**STATED GOAL:** Which lines hold the word "ffffff"? Copy each of them from the material.

**THE RECORDS:**
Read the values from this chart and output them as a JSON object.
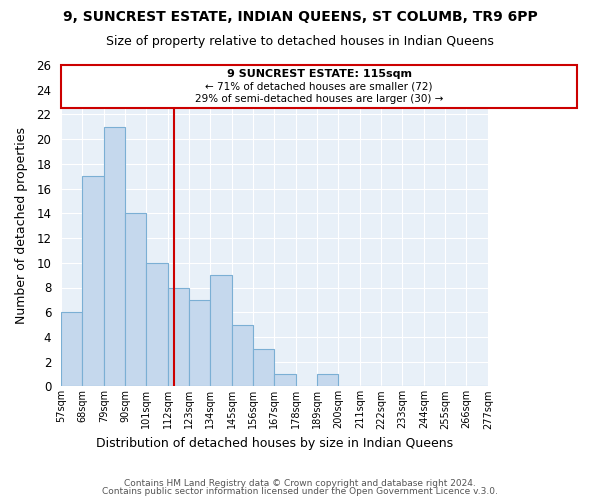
{
  "title": "9, SUNCREST ESTATE, INDIAN QUEENS, ST COLUMB, TR9 6PP",
  "subtitle": "Size of property relative to detached houses in Indian Queens",
  "xlabel": "Distribution of detached houses by size in Indian Queens",
  "ylabel": "Number of detached properties",
  "bins": [
    57,
    68,
    79,
    90,
    101,
    112,
    123,
    134,
    145,
    156,
    167,
    178,
    189,
    200,
    211,
    222,
    233,
    244,
    255,
    266,
    277
  ],
  "counts": [
    6,
    17,
    21,
    14,
    10,
    8,
    7,
    9,
    5,
    3,
    1,
    0,
    1,
    0,
    0,
    0,
    0,
    0,
    0,
    0
  ],
  "bar_color": "#c5d8ed",
  "bar_edge_color": "#7bafd4",
  "property_line_x": 115,
  "property_line_color": "#cc0000",
  "ylim": [
    0,
    26
  ],
  "yticks": [
    0,
    2,
    4,
    6,
    8,
    10,
    12,
    14,
    16,
    18,
    20,
    22,
    24,
    26
  ],
  "annotation_title": "9 SUNCREST ESTATE: 115sqm",
  "annotation_line1": "← 71% of detached houses are smaller (72)",
  "annotation_line2": "29% of semi-detached houses are larger (30) →",
  "footer1": "Contains HM Land Registry data © Crown copyright and database right 2024.",
  "footer2": "Contains public sector information licensed under the Open Government Licence v.3.0.",
  "background_color": "#ffffff",
  "plot_bg_color": "#e8f0f8",
  "grid_color": "#ffffff"
}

**RESULT:**
  "background_color": "#ffffff",
  "grid_color": "#ffffff"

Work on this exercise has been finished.